**Items from a data source**

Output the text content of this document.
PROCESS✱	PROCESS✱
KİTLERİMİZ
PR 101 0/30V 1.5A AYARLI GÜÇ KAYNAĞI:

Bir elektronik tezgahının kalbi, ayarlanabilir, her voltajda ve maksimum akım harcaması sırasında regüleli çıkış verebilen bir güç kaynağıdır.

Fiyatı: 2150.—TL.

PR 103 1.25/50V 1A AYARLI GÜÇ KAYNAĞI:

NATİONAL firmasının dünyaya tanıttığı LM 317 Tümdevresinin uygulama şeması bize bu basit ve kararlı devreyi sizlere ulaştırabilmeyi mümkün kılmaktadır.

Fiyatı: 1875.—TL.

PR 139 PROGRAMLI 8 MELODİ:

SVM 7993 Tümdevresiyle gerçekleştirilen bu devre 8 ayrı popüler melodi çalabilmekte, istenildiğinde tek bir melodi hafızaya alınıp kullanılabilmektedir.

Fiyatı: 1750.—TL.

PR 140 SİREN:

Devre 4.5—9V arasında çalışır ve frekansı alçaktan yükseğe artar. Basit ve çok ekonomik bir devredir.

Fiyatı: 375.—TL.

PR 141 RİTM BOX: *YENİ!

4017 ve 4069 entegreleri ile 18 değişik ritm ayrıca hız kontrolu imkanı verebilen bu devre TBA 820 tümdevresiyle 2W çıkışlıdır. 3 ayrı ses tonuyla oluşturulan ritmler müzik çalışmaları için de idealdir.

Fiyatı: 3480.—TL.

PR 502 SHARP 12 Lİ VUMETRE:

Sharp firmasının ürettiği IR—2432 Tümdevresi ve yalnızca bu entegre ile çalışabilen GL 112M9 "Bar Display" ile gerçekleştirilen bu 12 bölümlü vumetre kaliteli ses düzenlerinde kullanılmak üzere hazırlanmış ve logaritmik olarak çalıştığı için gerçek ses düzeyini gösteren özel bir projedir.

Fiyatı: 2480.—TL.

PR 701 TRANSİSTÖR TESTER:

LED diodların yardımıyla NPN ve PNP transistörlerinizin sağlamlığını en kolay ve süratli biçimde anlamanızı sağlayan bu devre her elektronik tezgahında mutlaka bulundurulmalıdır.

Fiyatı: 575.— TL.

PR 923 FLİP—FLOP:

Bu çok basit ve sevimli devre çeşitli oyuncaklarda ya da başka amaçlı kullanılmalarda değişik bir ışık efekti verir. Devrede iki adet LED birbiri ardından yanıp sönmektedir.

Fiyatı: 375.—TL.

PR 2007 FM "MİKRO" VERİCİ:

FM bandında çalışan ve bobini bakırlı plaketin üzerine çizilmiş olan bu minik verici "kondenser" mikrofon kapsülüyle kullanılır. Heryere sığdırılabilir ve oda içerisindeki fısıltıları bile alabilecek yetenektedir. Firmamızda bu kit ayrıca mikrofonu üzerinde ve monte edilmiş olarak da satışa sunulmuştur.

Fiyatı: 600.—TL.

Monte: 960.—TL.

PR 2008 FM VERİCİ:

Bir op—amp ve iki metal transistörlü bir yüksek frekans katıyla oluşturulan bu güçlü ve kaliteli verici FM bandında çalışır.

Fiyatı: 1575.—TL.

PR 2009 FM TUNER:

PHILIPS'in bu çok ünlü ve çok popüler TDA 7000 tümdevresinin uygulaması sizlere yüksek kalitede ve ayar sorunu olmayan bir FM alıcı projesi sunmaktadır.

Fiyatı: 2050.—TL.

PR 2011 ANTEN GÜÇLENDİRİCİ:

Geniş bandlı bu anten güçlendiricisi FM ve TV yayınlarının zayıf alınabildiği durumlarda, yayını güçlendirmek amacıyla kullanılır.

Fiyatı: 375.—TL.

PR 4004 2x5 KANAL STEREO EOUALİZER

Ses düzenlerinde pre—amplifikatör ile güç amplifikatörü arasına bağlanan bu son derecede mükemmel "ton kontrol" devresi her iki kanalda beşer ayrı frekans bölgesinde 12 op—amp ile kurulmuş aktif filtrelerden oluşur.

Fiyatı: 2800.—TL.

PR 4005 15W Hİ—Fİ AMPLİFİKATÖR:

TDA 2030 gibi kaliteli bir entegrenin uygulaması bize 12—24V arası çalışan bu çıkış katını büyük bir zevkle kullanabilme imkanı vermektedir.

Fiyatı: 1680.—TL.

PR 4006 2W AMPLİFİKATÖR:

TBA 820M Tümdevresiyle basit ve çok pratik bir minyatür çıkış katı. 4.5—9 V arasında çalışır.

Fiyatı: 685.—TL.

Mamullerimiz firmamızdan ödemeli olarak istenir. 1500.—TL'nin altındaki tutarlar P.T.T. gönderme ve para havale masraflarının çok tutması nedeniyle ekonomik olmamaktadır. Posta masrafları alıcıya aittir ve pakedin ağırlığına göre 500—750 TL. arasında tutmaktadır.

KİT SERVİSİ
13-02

**THE EXERCISE**
Gather all lines from the listing above in which "yüksek" occurs.

**FINISHED TASK**
Bir op—amp ve iki metal transistörlü bir yüksek frekans katıyla oluşturulan bu güçlü ve kaliteli verici FM bandında çalışır.
PHILIPS'in bu çok ünlü ve çok popüler TDA 7000 tümdevresinin uygulaması sizlere yüksek kalitede ve ayar sorunu olmayan bir FM alıcı projesi sunmaktadır.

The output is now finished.